▶ [Exercise details]
In your copy, reproduce the entries exactly as they are, minus the images.

▶ [Task data]
* Start *

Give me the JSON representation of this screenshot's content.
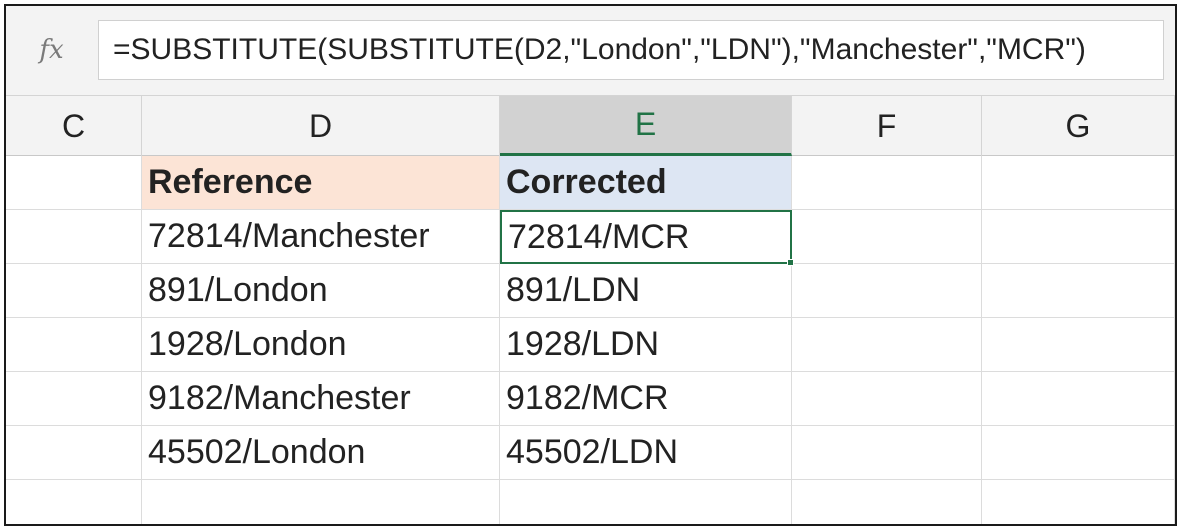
{
  "formula_bar": {
    "fx_label": "fx",
    "formula": "=SUBSTITUTE(SUBSTITUTE(D2,\"London\",\"LDN\"),\"Manchester\",\"MCR\")"
  },
  "columns": [
    "C",
    "D",
    "E",
    "F",
    "G"
  ],
  "selected_column": "E",
  "table": {
    "headers": {
      "reference": "Reference",
      "corrected": "Corrected"
    },
    "rows": [
      {
        "reference": "72814/Manchester",
        "corrected": "72814/MCR"
      },
      {
        "reference": "891/London",
        "corrected": "891/LDN"
      },
      {
        "reference": "1928/London",
        "corrected": "1928/LDN"
      },
      {
        "reference": "9182/Manchester",
        "corrected": "9182/MCR"
      },
      {
        "reference": "45502/London",
        "corrected": "45502/LDN"
      }
    ]
  },
  "colors": {
    "accent": "#217346",
    "reference_header_fill": "#fce4d6",
    "corrected_header_fill": "#dde6f3"
  }
}
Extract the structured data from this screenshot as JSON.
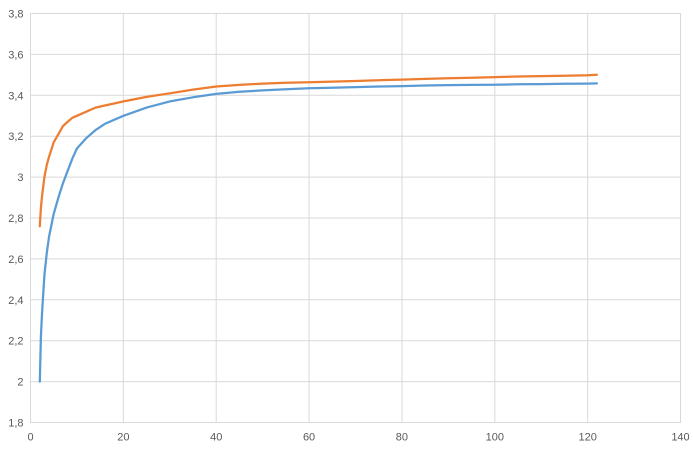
{
  "chart": {
    "title": "",
    "legend": "none"
  },
  "chart_data": {
    "type": "line",
    "title": "",
    "xlabel": "",
    "ylabel": "",
    "xlim": [
      0,
      140
    ],
    "ylim": [
      1.8,
      3.8
    ],
    "grid": true,
    "legend_position": "none",
    "x_ticks": [
      0,
      20,
      40,
      60,
      80,
      100,
      120,
      140
    ],
    "x_tick_labels": [
      "0",
      "20",
      "40",
      "60",
      "80",
      "100",
      "120",
      "140"
    ],
    "y_ticks": [
      1.8,
      2.0,
      2.2,
      2.4,
      2.6,
      2.8,
      3.0,
      3.2,
      3.4,
      3.6,
      3.8
    ],
    "y_tick_labels": [
      "1,8",
      "2",
      "2,2",
      "2,4",
      "2,6",
      "2,8",
      "3",
      "3,2",
      "3,4",
      "3,6",
      "3,8"
    ],
    "colors": {
      "gridline": "#D9D9D9",
      "plot_border": "#D9D9D9",
      "axis_label": "#595959",
      "background": "#FFFFFF"
    },
    "series": [
      {
        "color": "#5B9BD5",
        "points": [
          [
            2,
            2.0
          ],
          [
            2.25,
            2.22
          ],
          [
            2.5,
            2.34
          ],
          [
            3,
            2.52
          ],
          [
            3.5,
            2.63
          ],
          [
            4,
            2.71
          ],
          [
            5,
            2.82
          ],
          [
            6,
            2.9
          ],
          [
            7,
            2.97
          ],
          [
            8,
            3.03
          ],
          [
            9,
            3.09
          ],
          [
            10,
            3.14
          ],
          [
            12,
            3.19
          ],
          [
            14,
            3.23
          ],
          [
            16,
            3.26
          ],
          [
            18,
            3.28
          ],
          [
            20,
            3.3
          ],
          [
            25,
            3.34
          ],
          [
            30,
            3.37
          ],
          [
            35,
            3.39
          ],
          [
            40,
            3.407
          ],
          [
            45,
            3.417
          ],
          [
            50,
            3.424
          ],
          [
            55,
            3.43
          ],
          [
            60,
            3.434
          ],
          [
            65,
            3.437
          ],
          [
            70,
            3.44
          ],
          [
            75,
            3.443
          ],
          [
            80,
            3.445
          ],
          [
            85,
            3.448
          ],
          [
            90,
            3.45
          ],
          [
            95,
            3.451
          ],
          [
            100,
            3.452
          ],
          [
            105,
            3.454
          ],
          [
            110,
            3.455
          ],
          [
            115,
            3.456
          ],
          [
            120,
            3.457
          ],
          [
            122,
            3.458
          ]
        ]
      },
      {
        "color": "#ED7D31",
        "points": [
          [
            2,
            2.76
          ],
          [
            2.25,
            2.85
          ],
          [
            2.5,
            2.91
          ],
          [
            3,
            3.0
          ],
          [
            3.5,
            3.06
          ],
          [
            4,
            3.1
          ],
          [
            5,
            3.17
          ],
          [
            6,
            3.21
          ],
          [
            7,
            3.25
          ],
          [
            8,
            3.27
          ],
          [
            9,
            3.29
          ],
          [
            10,
            3.3
          ],
          [
            12,
            3.32
          ],
          [
            14,
            3.34
          ],
          [
            16,
            3.35
          ],
          [
            18,
            3.36
          ],
          [
            20,
            3.37
          ],
          [
            25,
            3.392
          ],
          [
            30,
            3.41
          ],
          [
            35,
            3.428
          ],
          [
            40,
            3.443
          ],
          [
            45,
            3.451
          ],
          [
            50,
            3.457
          ],
          [
            55,
            3.461
          ],
          [
            60,
            3.464
          ],
          [
            65,
            3.467
          ],
          [
            70,
            3.47
          ],
          [
            75,
            3.474
          ],
          [
            80,
            3.477
          ],
          [
            85,
            3.48
          ],
          [
            90,
            3.483
          ],
          [
            95,
            3.486
          ],
          [
            100,
            3.489
          ],
          [
            105,
            3.492
          ],
          [
            110,
            3.494
          ],
          [
            115,
            3.496
          ],
          [
            120,
            3.498
          ],
          [
            122,
            3.5
          ]
        ]
      }
    ]
  }
}
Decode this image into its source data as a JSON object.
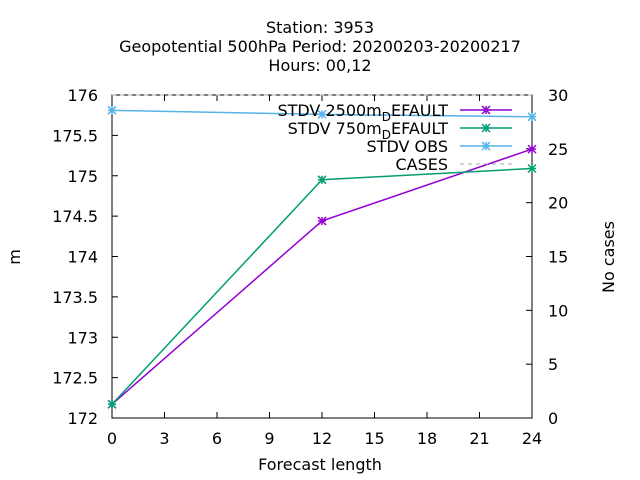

* End *

▶ [Exercise answer]
Give me the JSON representation of this screenshot's content.
{
  "formula_bar": {
    "fx_label": "fx",
    "formula": "=SUBSTITUTE(SUBSTITUTE(D2,\"London\",\"LDN\"),\"Manchester\",\"MCR\")"
  },
  "columns": [
    "C",
    "D",
    "E",
    "F",
    "G"
  ],
  "selected_column": "E",
  "table": {
    "headers": {
      "reference": "Reference",
      "corrected": "Corrected"
    },
    "rows": [
      {
        "reference": "72814/Manchester",
        "corrected": "72814/MCR"
      },
      {
        "reference": "891/London",
        "corrected": "891/LDN"
      },
      {
        "reference": "1928/London",
        "corrected": "1928/LDN"
      },
      {
        "reference": "9182/Manchester",
        "corrected": "9182/MCR"
      },
      {
        "reference": "45502/London",
        "corrected": "45502/LDN"
      }
    ]
  },
  "colors": {
    "accent": "#217346",
    "reference_header_fill": "#fce4d6",
    "corrected_header_fill": "#dde6f3"
  }
}
Extract the structured data from this screenshot as JSON.
{
  "chart": {
    "title": "",
    "legend": "none"
  },
  "chart_data": {
    "type": "line",
    "title": "",
    "xlabel": "",
    "ylabel": "",
    "xlim": [
      0,
      140
    ],
    "ylim": [
      1.8,
      3.8
    ],
    "grid": true,
    "legend_position": "none",
    "x_ticks": [
      0,
      20,
      40,
      60,
      80,
      100,
      120,
      140
    ],
    "x_tick_labels": [
      "0",
      "20",
      "40",
      "60",
      "80",
      "100",
      "120",
      "140"
    ],
    "y_ticks": [
      1.8,
      2.0,
      2.2,
      2.4,
      2.6,
      2.8,
      3.0,
      3.2,
      3.4,
      3.6,
      3.8
    ],
    "y_tick_labels": [
      "1,8",
      "2",
      "2,2",
      "2,4",
      "2,6",
      "2,8",
      "3",
      "3,2",
      "3,4",
      "3,6",
      "3,8"
    ],
    "colors": {
      "gridline": "#D9D9D9",
      "plot_border": "#D9D9D9",
      "axis_label": "#595959",
      "background": "#FFFFFF"
    },
    "series": [
      {
        "color": "#5B9BD5",
        "points": [
          [
            2,
            2.0
          ],
          [
            2.25,
            2.22
          ],
          [
            2.5,
            2.34
          ],
          [
            3,
            2.52
          ],
          [
            3.5,
            2.63
          ],
          [
            4,
            2.71
          ],
          [
            5,
            2.82
          ],
          [
            6,
            2.9
          ],
          [
            7,
            2.97
          ],
          [
            8,
            3.03
          ],
          [
            9,
            3.09
          ],
          [
            10,
            3.14
          ],
          [
            12,
            3.19
          ],
          [
            14,
            3.23
          ],
          [
            16,
            3.26
          ],
          [
            18,
            3.28
          ],
          [
            20,
            3.3
          ],
          [
            25,
            3.34
          ],
          [
            30,
            3.37
          ],
          [
            35,
            3.39
          ],
          [
            40,
            3.407
          ],
          [
            45,
            3.417
          ],
          [
            50,
            3.424
          ],
          [
            55,
            3.43
          ],
          [
            60,
            3.434
          ],
          [
            65,
            3.437
          ],
          [
            70,
            3.44
          ],
          [
            75,
            3.443
          ],
          [
            80,
            3.445
          ],
          [
            85,
            3.448
          ],
          [
            90,
            3.45
          ],
          [
            95,
            3.451
          ],
          [
            100,
            3.452
          ],
          [
            105,
            3.454
          ],
          [
            110,
            3.455
          ],
          [
            115,
            3.456
          ],
          [
            120,
            3.457
          ],
          [
            122,
            3.458
          ]
        ]
      },
      {
        "color": "#ED7D31",
        "points": [
          [
            2,
            2.76
          ],
          [
            2.25,
            2.85
          ],
          [
            2.5,
            2.91
          ],
          [
            3,
            3.0
          ],
          [
            3.5,
            3.06
          ],
          [
            4,
            3.1
          ],
          [
            5,
            3.17
          ],
          [
            6,
            3.21
          ],
          [
            7,
            3.25
          ],
          [
            8,
            3.27
          ],
          [
            9,
            3.29
          ],
          [
            10,
            3.3
          ],
          [
            12,
            3.32
          ],
          [
            14,
            3.34
          ],
          [
            16,
            3.35
          ],
          [
            18,
            3.36
          ],
          [
            20,
            3.37
          ],
          [
            25,
            3.392
          ],
          [
            30,
            3.41
          ],
          [
            35,
            3.428
          ],
          [
            40,
            3.443
          ],
          [
            45,
            3.451
          ],
          [
            50,
            3.457
          ],
          [
            55,
            3.461
          ],
          [
            60,
            3.464
          ],
          [
            65,
            3.467
          ],
          [
            70,
            3.47
          ],
          [
            75,
            3.474
          ],
          [
            80,
            3.477
          ],
          [
            85,
            3.48
          ],
          [
            90,
            3.483
          ],
          [
            95,
            3.486
          ],
          [
            100,
            3.489
          ],
          [
            105,
            3.492
          ],
          [
            110,
            3.494
          ],
          [
            115,
            3.496
          ],
          [
            120,
            3.498
          ],
          [
            122,
            3.5
          ]
        ]
      }
    ]
  }
}
Decode this image into its source data as a JSON object.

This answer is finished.